A run of records:
--- Start ---

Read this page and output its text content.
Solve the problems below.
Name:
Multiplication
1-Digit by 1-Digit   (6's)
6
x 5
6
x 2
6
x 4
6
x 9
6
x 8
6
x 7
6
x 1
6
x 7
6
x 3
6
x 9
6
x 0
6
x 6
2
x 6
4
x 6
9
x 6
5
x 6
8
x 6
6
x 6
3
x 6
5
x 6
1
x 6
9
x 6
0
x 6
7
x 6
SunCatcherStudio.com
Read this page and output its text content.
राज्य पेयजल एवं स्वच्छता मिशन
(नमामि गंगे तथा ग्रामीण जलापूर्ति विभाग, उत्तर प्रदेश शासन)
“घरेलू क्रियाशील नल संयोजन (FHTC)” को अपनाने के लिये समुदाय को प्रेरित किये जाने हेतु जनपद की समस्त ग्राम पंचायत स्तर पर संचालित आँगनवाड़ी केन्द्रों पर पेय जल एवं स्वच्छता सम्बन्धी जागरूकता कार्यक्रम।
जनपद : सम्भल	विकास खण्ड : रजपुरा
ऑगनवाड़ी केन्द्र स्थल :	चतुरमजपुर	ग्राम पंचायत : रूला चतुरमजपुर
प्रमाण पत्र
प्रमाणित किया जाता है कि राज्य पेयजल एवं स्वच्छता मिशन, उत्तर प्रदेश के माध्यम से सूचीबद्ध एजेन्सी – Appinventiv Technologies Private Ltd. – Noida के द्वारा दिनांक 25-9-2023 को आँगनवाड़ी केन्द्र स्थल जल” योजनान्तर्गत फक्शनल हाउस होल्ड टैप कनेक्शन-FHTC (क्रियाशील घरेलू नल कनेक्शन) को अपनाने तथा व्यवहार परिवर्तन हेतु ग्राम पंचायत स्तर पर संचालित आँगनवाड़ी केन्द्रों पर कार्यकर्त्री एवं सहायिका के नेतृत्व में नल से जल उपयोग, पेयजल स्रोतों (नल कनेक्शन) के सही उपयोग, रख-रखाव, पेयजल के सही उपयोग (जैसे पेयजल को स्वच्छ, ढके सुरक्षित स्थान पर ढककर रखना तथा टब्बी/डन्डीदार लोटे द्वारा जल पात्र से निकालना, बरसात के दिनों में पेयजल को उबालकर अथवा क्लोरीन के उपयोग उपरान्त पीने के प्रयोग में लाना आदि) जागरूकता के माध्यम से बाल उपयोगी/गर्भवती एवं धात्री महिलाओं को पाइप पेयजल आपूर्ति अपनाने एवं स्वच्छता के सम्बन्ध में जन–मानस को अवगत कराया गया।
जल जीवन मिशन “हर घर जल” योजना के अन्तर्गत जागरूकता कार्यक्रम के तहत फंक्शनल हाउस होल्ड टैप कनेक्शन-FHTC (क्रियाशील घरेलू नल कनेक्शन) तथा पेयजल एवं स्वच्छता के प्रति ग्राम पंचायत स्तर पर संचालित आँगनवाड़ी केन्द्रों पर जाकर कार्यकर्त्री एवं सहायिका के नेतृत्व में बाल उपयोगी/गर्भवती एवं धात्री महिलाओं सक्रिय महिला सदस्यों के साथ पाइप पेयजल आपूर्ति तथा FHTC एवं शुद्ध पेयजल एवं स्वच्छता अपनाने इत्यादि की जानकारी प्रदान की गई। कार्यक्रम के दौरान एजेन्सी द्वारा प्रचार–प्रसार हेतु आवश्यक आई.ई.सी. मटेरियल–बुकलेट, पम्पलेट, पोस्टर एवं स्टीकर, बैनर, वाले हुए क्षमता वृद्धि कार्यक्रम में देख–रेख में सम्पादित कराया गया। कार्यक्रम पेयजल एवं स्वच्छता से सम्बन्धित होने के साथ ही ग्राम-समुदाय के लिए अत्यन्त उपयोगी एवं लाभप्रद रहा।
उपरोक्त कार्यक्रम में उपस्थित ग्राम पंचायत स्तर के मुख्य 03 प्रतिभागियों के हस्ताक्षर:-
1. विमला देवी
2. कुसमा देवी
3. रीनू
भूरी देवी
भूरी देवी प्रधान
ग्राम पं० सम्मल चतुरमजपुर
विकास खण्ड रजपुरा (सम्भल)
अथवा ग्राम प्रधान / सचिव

--- End ---

- WHAT TO DO -
Copy each line in the data that holds the word "रमजप".

- SOLUTION TO THE EXERCISE -
ऑगनवाड़ी केन्द्र स्थल :	चतुरमजपुर	ग्राम पंचायत : रूला चतुरमजपुर
ग्राम पं० सम्मल चतुरमजपुर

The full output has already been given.